• **WORK TO COMPLETE**
Images are excluded; otherwise, output every record exactly.

=-=-=

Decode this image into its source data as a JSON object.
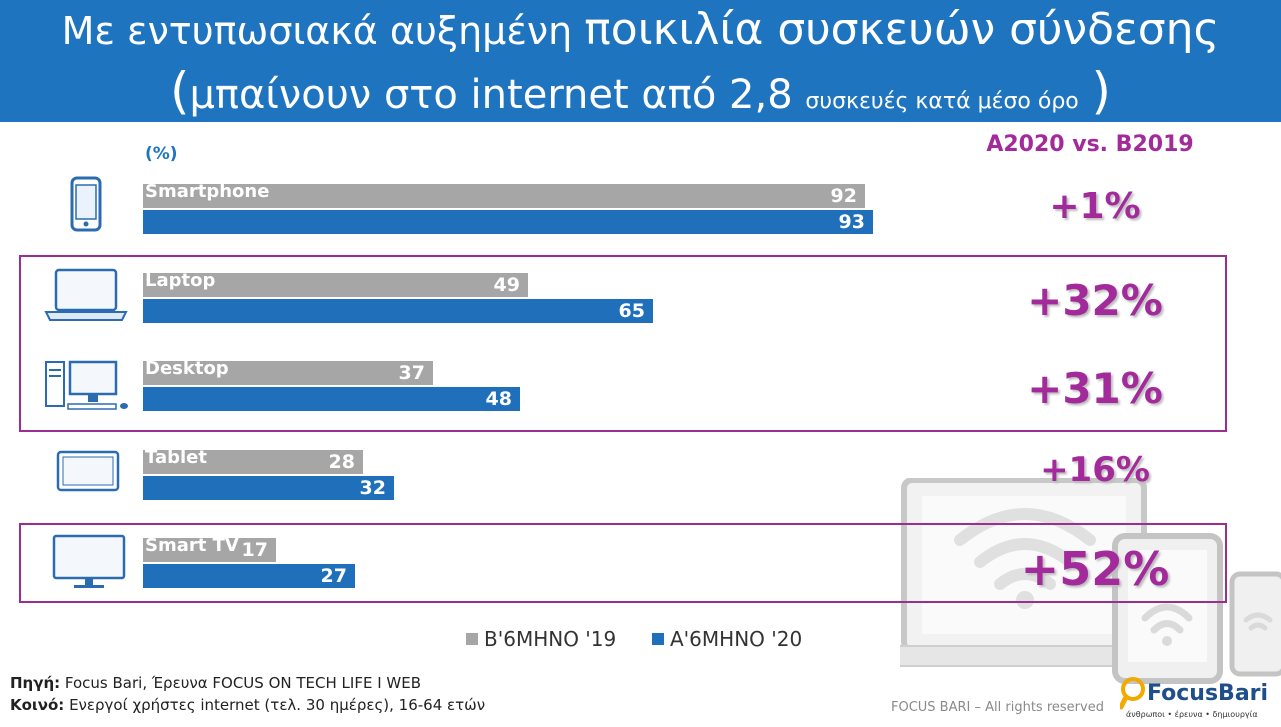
{
  "header": {
    "title_line1_a": "Με εντυπωσιακά αυξημένη ",
    "title_line1_b": "ποικιλία συσκευών σύνδεσης",
    "title_line2_open": "(",
    "title_line2_a": "μπαίνουν στο internet από 2,8 ",
    "title_line2_b": "συσκευές κατά μέσο όρο",
    "title_line2_close": ")"
  },
  "chart_data": {
    "type": "bar",
    "orientation": "horizontal",
    "unit_label": "(%)",
    "categories": [
      "Smartphone",
      "Laptop",
      "Desktop",
      "Tablet",
      "Smart TV"
    ],
    "series": [
      {
        "name": "Β'6ΜΗΝΟ '19",
        "color": "#a6a6a6",
        "values": [
          92,
          49,
          37,
          28,
          17
        ]
      },
      {
        "name": "Α'6ΜΗΝΟ '20",
        "color": "#1f6fba",
        "values": [
          93,
          65,
          48,
          32,
          27
        ]
      }
    ],
    "comparison_label": "A2020 vs. B2019",
    "growth": [
      "+1%",
      "+32%",
      "+31%",
      "+16%",
      "+52%"
    ],
    "highlighted": [
      "Laptop",
      "Desktop",
      "Smart TV"
    ],
    "legend_position": "bottom"
  },
  "icons": [
    "smartphone-icon",
    "laptop-icon",
    "desktop-icon",
    "tablet-icon",
    "smart-tv-icon",
    "devices-wifi-illustration"
  ],
  "footer": {
    "source_label": "Πηγή:",
    "source_text": " Focus Bari, Έρευνα FOCUS ON TECH LIFE I WEB",
    "audience_label": "Κοινό:",
    "audience_text": " Ενεργοί χρήστες internet (τελ. 30 ημέρες), 16-64 ετών",
    "rights": "FOCUS BARI – All rights reserved",
    "logo_text": "FocusBari",
    "logo_tagline": "άνθρωποι • έρευνα • δημιουργία"
  },
  "colors": {
    "header_bg": "#1f74c0",
    "accent": "#a22a9a",
    "bar_2019": "#a6a6a6",
    "bar_2020": "#1f6fba"
  }
}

=-=-=

• **ANSWER TO THE PROBLEM**
Decode this image into its source data as a JSON object.
{
  "header": {
    "title_line1_a": "Με εντυπωσιακά αυξημένη ",
    "title_line1_b": "ποικιλία συσκευών σύνδεσης",
    "title_line2_open": "(",
    "title_line2_a": "μπαίνουν στο internet από 2,8 ",
    "title_line2_b": "συσκευές κατά μέσο όρο",
    "title_line2_close": ")"
  },
  "chart_data": {
    "type": "bar",
    "orientation": "horizontal",
    "unit_label": "(%)",
    "categories": [
      "Smartphone",
      "Laptop",
      "Desktop",
      "Tablet",
      "Smart TV"
    ],
    "series": [
      {
        "name": "Β'6ΜΗΝΟ '19",
        "color": "#a6a6a6",
        "values": [
          92,
          49,
          37,
          28,
          17
        ]
      },
      {
        "name": "Α'6ΜΗΝΟ '20",
        "color": "#1f6fba",
        "values": [
          93,
          65,
          48,
          32,
          27
        ]
      }
    ],
    "comparison_label": "A2020 vs. B2019",
    "growth": [
      "+1%",
      "+32%",
      "+31%",
      "+16%",
      "+52%"
    ],
    "highlighted": [
      "Laptop",
      "Desktop",
      "Smart TV"
    ],
    "legend_position": "bottom"
  },
  "icons": [
    "smartphone-icon",
    "laptop-icon",
    "desktop-icon",
    "tablet-icon",
    "smart-tv-icon",
    "devices-wifi-illustration"
  ],
  "footer": {
    "source_label": "Πηγή:",
    "source_text": " Focus Bari, Έρευνα FOCUS ON TECH LIFE I WEB",
    "audience_label": "Κοινό:",
    "audience_text": " Ενεργοί χρήστες internet (τελ. 30 ημέρες), 16-64 ετών",
    "rights": "FOCUS BARI – All rights reserved",
    "logo_text": "FocusBari",
    "logo_tagline": "άνθρωποι • έρευνα • δημιουργία"
  },
  "colors": {
    "header_bg": "#1f74c0",
    "accent": "#a22a9a",
    "bar_2019": "#a6a6a6",
    "bar_2020": "#1f6fba"
  }
}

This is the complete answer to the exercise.